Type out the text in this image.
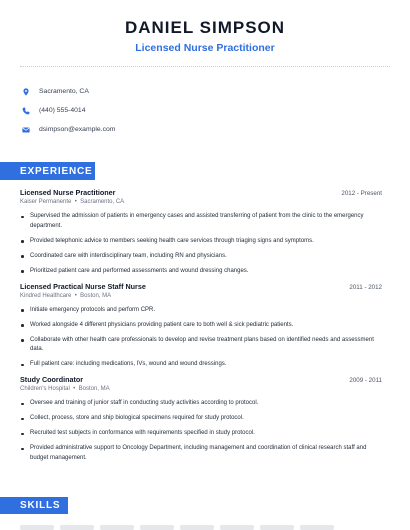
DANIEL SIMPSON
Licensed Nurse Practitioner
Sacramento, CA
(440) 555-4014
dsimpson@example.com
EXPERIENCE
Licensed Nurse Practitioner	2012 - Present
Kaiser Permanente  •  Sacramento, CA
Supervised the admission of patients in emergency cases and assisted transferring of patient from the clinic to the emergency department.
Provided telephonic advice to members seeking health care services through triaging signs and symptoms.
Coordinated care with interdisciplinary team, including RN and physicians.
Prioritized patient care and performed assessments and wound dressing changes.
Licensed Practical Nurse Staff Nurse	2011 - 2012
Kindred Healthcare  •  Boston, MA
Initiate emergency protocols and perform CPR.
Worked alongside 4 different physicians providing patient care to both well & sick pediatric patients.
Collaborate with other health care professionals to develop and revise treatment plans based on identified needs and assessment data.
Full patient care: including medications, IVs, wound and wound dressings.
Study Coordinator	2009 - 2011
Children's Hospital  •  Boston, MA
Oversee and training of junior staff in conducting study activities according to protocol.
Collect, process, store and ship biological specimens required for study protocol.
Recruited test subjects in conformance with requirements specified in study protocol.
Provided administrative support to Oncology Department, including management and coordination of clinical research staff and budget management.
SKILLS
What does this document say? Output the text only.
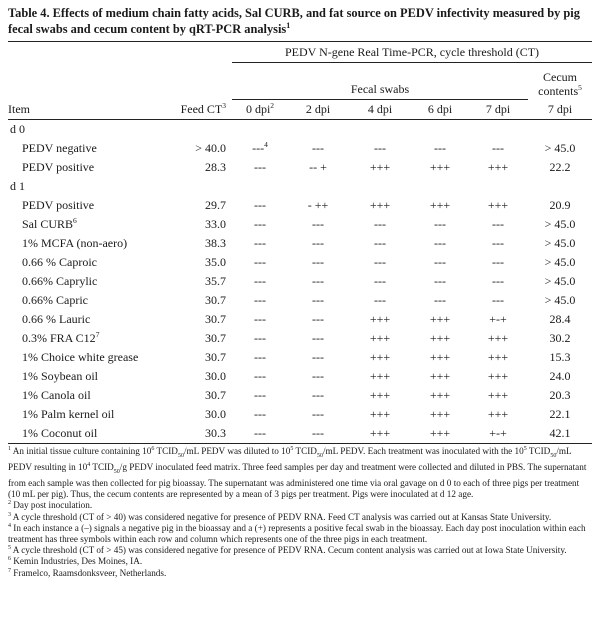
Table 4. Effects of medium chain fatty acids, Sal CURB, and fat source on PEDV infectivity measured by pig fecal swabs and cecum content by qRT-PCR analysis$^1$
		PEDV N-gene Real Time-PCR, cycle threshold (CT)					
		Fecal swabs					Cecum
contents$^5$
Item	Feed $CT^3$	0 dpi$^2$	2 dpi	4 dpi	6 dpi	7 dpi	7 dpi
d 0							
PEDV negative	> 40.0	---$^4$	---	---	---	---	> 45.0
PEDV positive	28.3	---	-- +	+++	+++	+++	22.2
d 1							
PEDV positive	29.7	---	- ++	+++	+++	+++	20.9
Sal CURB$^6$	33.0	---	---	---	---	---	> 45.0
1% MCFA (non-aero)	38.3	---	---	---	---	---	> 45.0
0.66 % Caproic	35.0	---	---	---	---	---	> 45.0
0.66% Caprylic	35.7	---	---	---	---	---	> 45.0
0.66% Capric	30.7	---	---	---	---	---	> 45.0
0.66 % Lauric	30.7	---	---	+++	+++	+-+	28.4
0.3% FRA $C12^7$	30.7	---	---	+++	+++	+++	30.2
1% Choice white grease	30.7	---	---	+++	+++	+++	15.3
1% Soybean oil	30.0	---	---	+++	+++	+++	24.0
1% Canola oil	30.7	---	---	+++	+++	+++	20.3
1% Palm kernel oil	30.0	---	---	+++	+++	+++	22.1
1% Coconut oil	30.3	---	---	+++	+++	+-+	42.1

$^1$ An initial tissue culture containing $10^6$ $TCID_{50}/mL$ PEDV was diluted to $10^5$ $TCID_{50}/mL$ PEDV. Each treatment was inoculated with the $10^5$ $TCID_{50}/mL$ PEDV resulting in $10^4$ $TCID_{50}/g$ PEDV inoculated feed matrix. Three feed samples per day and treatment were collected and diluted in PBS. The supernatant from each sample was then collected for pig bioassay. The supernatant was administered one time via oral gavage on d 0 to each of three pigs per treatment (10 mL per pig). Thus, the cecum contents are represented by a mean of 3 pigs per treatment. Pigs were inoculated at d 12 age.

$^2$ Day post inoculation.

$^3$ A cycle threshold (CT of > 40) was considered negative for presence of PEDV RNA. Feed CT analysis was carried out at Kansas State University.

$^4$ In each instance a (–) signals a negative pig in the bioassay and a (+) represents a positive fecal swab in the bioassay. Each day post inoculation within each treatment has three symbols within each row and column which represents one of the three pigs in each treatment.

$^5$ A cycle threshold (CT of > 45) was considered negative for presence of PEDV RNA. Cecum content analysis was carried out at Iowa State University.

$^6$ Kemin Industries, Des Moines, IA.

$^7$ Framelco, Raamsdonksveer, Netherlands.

**PROBLEM:**
Please, without any pictures, print each entry exactly.

**RESPONSE BELOW:**
Type out the text in this image.
DANIEL SIMPSON
Licensed Nurse Practitioner
Sacramento, CA
(440) 555-4014
dsimpson@example.com
EXPERIENCE
Licensed Nurse Practitioner	2012 - Present
Kaiser Permanente  •  Sacramento, CA
Supervised the admission of patients in emergency cases and assisted transferring of patient from the clinic to the emergency department.
Provided telephonic advice to members seeking health care services through triaging signs and symptoms.
Coordinated care with interdisciplinary team, including RN and physicians.
Prioritized patient care and performed assessments and wound dressing changes.
Licensed Practical Nurse Staff Nurse	2011 - 2012
Kindred Healthcare  •  Boston, MA
Initiate emergency protocols and perform CPR.
Worked alongside 4 different physicians providing patient care to both well & sick pediatric patients.
Collaborate with other health care professionals to develop and revise treatment plans based on identified needs and assessment data.
Full patient care: including medications, IVs, wound and wound dressings.
Study Coordinator	2009 - 2011
Children's Hospital  •  Boston, MA
Oversee and training of junior staff in conducting study activities according to protocol.
Collect, process, store and ship biological specimens required for study protocol.
Recruited test subjects in conformance with requirements specified in study protocol.
Provided administrative support to Oncology Department, including management and coordination of clinical research staff and budget management.
SKILLS
What does this document say? Output the text only.
Table 4. Effects of medium chain fatty acids, Sal CURB, and fat source on PEDV infectivity measured by pig fecal swabs and cecum content by qRT-PCR analysis$^1$
		PEDV N-gene Real Time-PCR, cycle threshold (CT)					
		Fecal swabs					Cecum
contents$^5$
Item	Feed $CT^3$	0 dpi$^2$	2 dpi	4 dpi	6 dpi	7 dpi	7 dpi
d 0							
PEDV negative	> 40.0	---$^4$	---	---	---	---	> 45.0
PEDV positive	28.3	---	-- +	+++	+++	+++	22.2
d 1							
PEDV positive	29.7	---	- ++	+++	+++	+++	20.9
Sal CURB$^6$	33.0	---	---	---	---	---	> 45.0
1% MCFA (non-aero)	38.3	---	---	---	---	---	> 45.0
0.66 % Caproic	35.0	---	---	---	---	---	> 45.0
0.66% Caprylic	35.7	---	---	---	---	---	> 45.0
0.66% Capric	30.7	---	---	---	---	---	> 45.0
0.66 % Lauric	30.7	---	---	+++	+++	+-+	28.4
0.3% FRA $C12^7$	30.7	---	---	+++	+++	+++	30.2
1% Choice white grease	30.7	---	---	+++	+++	+++	15.3
1% Soybean oil	30.0	---	---	+++	+++	+++	24.0
1% Canola oil	30.7	---	---	+++	+++	+++	20.3
1% Palm kernel oil	30.0	---	---	+++	+++	+++	22.1
1% Coconut oil	30.3	---	---	+++	+++	+-+	42.1

$^1$ An initial tissue culture containing $10^6$ $TCID_{50}/mL$ PEDV was diluted to $10^5$ $TCID_{50}/mL$ PEDV. Each treatment was inoculated with the $10^5$ $TCID_{50}/mL$ PEDV resulting in $10^4$ $TCID_{50}/g$ PEDV inoculated feed matrix. Three feed samples per day and treatment were collected and diluted in PBS. The supernatant from each sample was then collected for pig bioassay. The supernatant was administered one time via oral gavage on d 0 to each of three pigs per treatment (10 mL per pig). Thus, the cecum contents are represented by a mean of 3 pigs per treatment. Pigs were inoculated at d 12 age.

$^2$ Day post inoculation.

$^3$ A cycle threshold (CT of > 40) was considered negative for presence of PEDV RNA. Feed CT analysis was carried out at Kansas State University.

$^4$ In each instance a (–) signals a negative pig in the bioassay and a (+) represents a positive fecal swab in the bioassay. Each day post inoculation within each treatment has three symbols within each row and column which represents one of the three pigs in each treatment.

$^5$ A cycle threshold (CT of > 45) was considered negative for presence of PEDV RNA. Cecum content analysis was carried out at Iowa State University.

$^6$ Kemin Industries, Des Moines, IA.

$^7$ Framelco, Raamsdonksveer, Netherlands.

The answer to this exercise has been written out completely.